### EXERCISE AIM
All of the material below is to be retyped exactly.

### MATERIAL PROVIDED
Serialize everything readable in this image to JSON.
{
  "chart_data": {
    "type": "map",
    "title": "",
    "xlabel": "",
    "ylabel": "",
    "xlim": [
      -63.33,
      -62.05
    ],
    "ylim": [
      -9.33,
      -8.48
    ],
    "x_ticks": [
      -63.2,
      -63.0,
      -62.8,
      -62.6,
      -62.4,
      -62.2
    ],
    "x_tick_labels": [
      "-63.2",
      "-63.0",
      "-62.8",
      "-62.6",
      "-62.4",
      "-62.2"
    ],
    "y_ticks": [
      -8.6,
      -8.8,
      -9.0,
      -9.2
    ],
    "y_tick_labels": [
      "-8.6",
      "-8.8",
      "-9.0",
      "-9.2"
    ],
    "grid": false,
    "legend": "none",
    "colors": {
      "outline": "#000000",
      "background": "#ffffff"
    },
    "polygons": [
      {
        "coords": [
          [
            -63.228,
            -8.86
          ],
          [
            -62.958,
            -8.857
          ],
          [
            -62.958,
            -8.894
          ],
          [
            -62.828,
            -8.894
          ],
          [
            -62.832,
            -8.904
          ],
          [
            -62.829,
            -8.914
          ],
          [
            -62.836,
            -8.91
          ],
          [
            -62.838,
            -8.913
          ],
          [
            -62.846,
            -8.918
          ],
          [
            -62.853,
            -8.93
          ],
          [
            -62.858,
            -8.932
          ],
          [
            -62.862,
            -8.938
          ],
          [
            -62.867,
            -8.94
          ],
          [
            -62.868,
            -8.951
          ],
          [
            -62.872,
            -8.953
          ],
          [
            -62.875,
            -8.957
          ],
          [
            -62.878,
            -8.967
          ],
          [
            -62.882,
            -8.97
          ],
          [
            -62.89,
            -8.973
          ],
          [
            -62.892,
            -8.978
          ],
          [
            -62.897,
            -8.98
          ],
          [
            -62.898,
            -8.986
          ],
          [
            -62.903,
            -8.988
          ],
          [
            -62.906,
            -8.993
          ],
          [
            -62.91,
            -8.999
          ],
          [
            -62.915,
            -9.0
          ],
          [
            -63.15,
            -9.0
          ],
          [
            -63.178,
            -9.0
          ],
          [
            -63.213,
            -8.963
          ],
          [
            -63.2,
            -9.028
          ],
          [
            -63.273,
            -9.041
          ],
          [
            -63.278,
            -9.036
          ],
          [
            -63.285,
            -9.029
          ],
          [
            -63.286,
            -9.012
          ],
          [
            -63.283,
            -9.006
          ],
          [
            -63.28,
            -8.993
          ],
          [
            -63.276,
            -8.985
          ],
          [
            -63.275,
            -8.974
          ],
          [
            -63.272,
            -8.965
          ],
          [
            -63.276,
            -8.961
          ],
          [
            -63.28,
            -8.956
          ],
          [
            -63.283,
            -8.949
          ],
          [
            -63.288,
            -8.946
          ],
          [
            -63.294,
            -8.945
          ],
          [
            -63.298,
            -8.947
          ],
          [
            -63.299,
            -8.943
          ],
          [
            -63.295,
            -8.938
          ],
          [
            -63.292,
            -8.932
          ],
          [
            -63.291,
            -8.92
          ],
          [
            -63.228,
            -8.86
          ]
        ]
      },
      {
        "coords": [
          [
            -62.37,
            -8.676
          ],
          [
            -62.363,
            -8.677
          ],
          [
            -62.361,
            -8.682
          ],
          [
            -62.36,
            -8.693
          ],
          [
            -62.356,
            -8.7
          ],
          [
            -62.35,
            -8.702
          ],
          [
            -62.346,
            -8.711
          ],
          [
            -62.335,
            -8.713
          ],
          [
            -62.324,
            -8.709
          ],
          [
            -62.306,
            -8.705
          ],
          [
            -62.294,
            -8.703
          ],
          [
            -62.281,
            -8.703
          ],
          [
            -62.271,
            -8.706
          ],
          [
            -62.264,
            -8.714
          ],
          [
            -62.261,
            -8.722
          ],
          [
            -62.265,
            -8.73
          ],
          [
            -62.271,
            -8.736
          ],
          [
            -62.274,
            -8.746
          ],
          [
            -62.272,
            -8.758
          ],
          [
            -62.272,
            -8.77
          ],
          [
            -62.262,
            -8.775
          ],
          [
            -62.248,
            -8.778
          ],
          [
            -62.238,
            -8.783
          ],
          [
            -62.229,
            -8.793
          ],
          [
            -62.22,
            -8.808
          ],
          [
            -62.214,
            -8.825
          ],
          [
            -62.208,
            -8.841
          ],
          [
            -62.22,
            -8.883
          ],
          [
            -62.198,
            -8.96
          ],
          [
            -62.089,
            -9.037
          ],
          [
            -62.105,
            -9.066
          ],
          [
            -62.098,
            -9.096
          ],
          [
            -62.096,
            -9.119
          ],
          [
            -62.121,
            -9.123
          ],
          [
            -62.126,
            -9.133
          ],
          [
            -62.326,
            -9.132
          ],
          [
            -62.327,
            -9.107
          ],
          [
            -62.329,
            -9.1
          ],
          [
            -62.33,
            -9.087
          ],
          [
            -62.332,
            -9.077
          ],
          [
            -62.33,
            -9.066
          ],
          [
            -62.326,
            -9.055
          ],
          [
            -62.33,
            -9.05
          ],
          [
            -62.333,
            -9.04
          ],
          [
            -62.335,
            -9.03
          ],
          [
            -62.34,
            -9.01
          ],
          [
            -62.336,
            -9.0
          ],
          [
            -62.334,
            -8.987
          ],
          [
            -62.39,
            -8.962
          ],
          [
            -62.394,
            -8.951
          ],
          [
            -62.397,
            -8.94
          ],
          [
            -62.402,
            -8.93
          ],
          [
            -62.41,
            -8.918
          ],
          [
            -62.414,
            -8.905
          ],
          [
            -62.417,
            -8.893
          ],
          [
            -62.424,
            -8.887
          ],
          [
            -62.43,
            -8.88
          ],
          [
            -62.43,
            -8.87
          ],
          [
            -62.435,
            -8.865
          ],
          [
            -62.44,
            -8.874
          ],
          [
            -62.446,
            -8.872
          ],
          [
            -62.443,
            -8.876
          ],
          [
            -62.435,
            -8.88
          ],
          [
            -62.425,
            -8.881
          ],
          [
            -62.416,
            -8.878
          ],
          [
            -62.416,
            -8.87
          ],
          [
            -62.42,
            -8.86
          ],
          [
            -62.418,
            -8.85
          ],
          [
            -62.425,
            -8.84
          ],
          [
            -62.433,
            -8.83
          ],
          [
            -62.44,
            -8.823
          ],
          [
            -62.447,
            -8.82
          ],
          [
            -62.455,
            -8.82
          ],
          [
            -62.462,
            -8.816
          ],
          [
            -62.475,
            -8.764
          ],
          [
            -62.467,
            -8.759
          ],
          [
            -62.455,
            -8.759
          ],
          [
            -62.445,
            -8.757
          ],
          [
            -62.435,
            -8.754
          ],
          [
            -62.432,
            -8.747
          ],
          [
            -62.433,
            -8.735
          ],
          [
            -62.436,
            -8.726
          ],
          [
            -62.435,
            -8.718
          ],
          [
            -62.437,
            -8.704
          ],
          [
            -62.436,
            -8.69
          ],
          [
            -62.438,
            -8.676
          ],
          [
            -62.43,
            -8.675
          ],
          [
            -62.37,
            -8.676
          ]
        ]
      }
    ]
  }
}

### RESPONSE TO THIS EXERCISE
Serialize everything readable in this image to JSON.
{
  "chart_data": {
    "type": "map",
    "title": "",
    "xlabel": "",
    "ylabel": "",
    "xlim": [
      -63.33,
      -62.05
    ],
    "ylim": [
      -9.33,
      -8.48
    ],
    "x_ticks": [
      -63.2,
      -63.0,
      -62.8,
      -62.6,
      -62.4,
      -62.2
    ],
    "x_tick_labels": [
      "-63.2",
      "-63.0",
      "-62.8",
      "-62.6",
      "-62.4",
      "-62.2"
    ],
    "y_ticks": [
      -8.6,
      -8.8,
      -9.0,
      -9.2
    ],
    "y_tick_labels": [
      "-8.6",
      "-8.8",
      "-9.0",
      "-9.2"
    ],
    "grid": false,
    "legend": "none",
    "colors": {
      "outline": "#000000",
      "background": "#ffffff"
    },
    "polygons": [
      {
        "coords": [
          [
            -63.228,
            -8.86
          ],
          [
            -62.958,
            -8.857
          ],
          [
            -62.958,
            -8.894
          ],
          [
            -62.828,
            -8.894
          ],
          [
            -62.832,
            -8.904
          ],
          [
            -62.829,
            -8.914
          ],
          [
            -62.836,
            -8.91
          ],
          [
            -62.838,
            -8.913
          ],
          [
            -62.846,
            -8.918
          ],
          [
            -62.853,
            -8.93
          ],
          [
            -62.858,
            -8.932
          ],
          [
            -62.862,
            -8.938
          ],
          [
            -62.867,
            -8.94
          ],
          [
            -62.868,
            -8.951
          ],
          [
            -62.872,
            -8.953
          ],
          [
            -62.875,
            -8.957
          ],
          [
            -62.878,
            -8.967
          ],
          [
            -62.882,
            -8.97
          ],
          [
            -62.89,
            -8.973
          ],
          [
            -62.892,
            -8.978
          ],
          [
            -62.897,
            -8.98
          ],
          [
            -62.898,
            -8.986
          ],
          [
            -62.903,
            -8.988
          ],
          [
            -62.906,
            -8.993
          ],
          [
            -62.91,
            -8.999
          ],
          [
            -62.915,
            -9.0
          ],
          [
            -63.15,
            -9.0
          ],
          [
            -63.178,
            -9.0
          ],
          [
            -63.213,
            -8.963
          ],
          [
            -63.2,
            -9.028
          ],
          [
            -63.273,
            -9.041
          ],
          [
            -63.278,
            -9.036
          ],
          [
            -63.285,
            -9.029
          ],
          [
            -63.286,
            -9.012
          ],
          [
            -63.283,
            -9.006
          ],
          [
            -63.28,
            -8.993
          ],
          [
            -63.276,
            -8.985
          ],
          [
            -63.275,
            -8.974
          ],
          [
            -63.272,
            -8.965
          ],
          [
            -63.276,
            -8.961
          ],
          [
            -63.28,
            -8.956
          ],
          [
            -63.283,
            -8.949
          ],
          [
            -63.288,
            -8.946
          ],
          [
            -63.294,
            -8.945
          ],
          [
            -63.298,
            -8.947
          ],
          [
            -63.299,
            -8.943
          ],
          [
            -63.295,
            -8.938
          ],
          [
            -63.292,
            -8.932
          ],
          [
            -63.291,
            -8.92
          ],
          [
            -63.228,
            -8.86
          ]
        ]
      },
      {
        "coords": [
          [
            -62.37,
            -8.676
          ],
          [
            -62.363,
            -8.677
          ],
          [
            -62.361,
            -8.682
          ],
          [
            -62.36,
            -8.693
          ],
          [
            -62.356,
            -8.7
          ],
          [
            -62.35,
            -8.702
          ],
          [
            -62.346,
            -8.711
          ],
          [
            -62.335,
            -8.713
          ],
          [
            -62.324,
            -8.709
          ],
          [
            -62.306,
            -8.705
          ],
          [
            -62.294,
            -8.703
          ],
          [
            -62.281,
            -8.703
          ],
          [
            -62.271,
            -8.706
          ],
          [
            -62.264,
            -8.714
          ],
          [
            -62.261,
            -8.722
          ],
          [
            -62.265,
            -8.73
          ],
          [
            -62.271,
            -8.736
          ],
          [
            -62.274,
            -8.746
          ],
          [
            -62.272,
            -8.758
          ],
          [
            -62.272,
            -8.77
          ],
          [
            -62.262,
            -8.775
          ],
          [
            -62.248,
            -8.778
          ],
          [
            -62.238,
            -8.783
          ],
          [
            -62.229,
            -8.793
          ],
          [
            -62.22,
            -8.808
          ],
          [
            -62.214,
            -8.825
          ],
          [
            -62.208,
            -8.841
          ],
          [
            -62.22,
            -8.883
          ],
          [
            -62.198,
            -8.96
          ],
          [
            -62.089,
            -9.037
          ],
          [
            -62.105,
            -9.066
          ],
          [
            -62.098,
            -9.096
          ],
          [
            -62.096,
            -9.119
          ],
          [
            -62.121,
            -9.123
          ],
          [
            -62.126,
            -9.133
          ],
          [
            -62.326,
            -9.132
          ],
          [
            -62.327,
            -9.107
          ],
          [
            -62.329,
            -9.1
          ],
          [
            -62.33,
            -9.087
          ],
          [
            -62.332,
            -9.077
          ],
          [
            -62.33,
            -9.066
          ],
          [
            -62.326,
            -9.055
          ],
          [
            -62.33,
            -9.05
          ],
          [
            -62.333,
            -9.04
          ],
          [
            -62.335,
            -9.03
          ],
          [
            -62.34,
            -9.01
          ],
          [
            -62.336,
            -9.0
          ],
          [
            -62.334,
            -8.987
          ],
          [
            -62.39,
            -8.962
          ],
          [
            -62.394,
            -8.951
          ],
          [
            -62.397,
            -8.94
          ],
          [
            -62.402,
            -8.93
          ],
          [
            -62.41,
            -8.918
          ],
          [
            -62.414,
            -8.905
          ],
          [
            -62.417,
            -8.893
          ],
          [
            -62.424,
            -8.887
          ],
          [
            -62.43,
            -8.88
          ],
          [
            -62.43,
            -8.87
          ],
          [
            -62.435,
            -8.865
          ],
          [
            -62.44,
            -8.874
          ],
          [
            -62.446,
            -8.872
          ],
          [
            -62.443,
            -8.876
          ],
          [
            -62.435,
            -8.88
          ],
          [
            -62.425,
            -8.881
          ],
          [
            -62.416,
            -8.878
          ],
          [
            -62.416,
            -8.87
          ],
          [
            -62.42,
            -8.86
          ],
          [
            -62.418,
            -8.85
          ],
          [
            -62.425,
            -8.84
          ],
          [
            -62.433,
            -8.83
          ],
          [
            -62.44,
            -8.823
          ],
          [
            -62.447,
            -8.82
          ],
          [
            -62.455,
            -8.82
          ],
          [
            -62.462,
            -8.816
          ],
          [
            -62.475,
            -8.764
          ],
          [
            -62.467,
            -8.759
          ],
          [
            -62.455,
            -8.759
          ],
          [
            -62.445,
            -8.757
          ],
          [
            -62.435,
            -8.754
          ],
          [
            -62.432,
            -8.747
          ],
          [
            -62.433,
            -8.735
          ],
          [
            -62.436,
            -8.726
          ],
          [
            -62.435,
            -8.718
          ],
          [
            -62.437,
            -8.704
          ],
          [
            -62.436,
            -8.69
          ],
          [
            -62.438,
            -8.676
          ],
          [
            -62.43,
            -8.675
          ],
          [
            -62.37,
            -8.676
          ]
        ]
      }
    ]
  }
}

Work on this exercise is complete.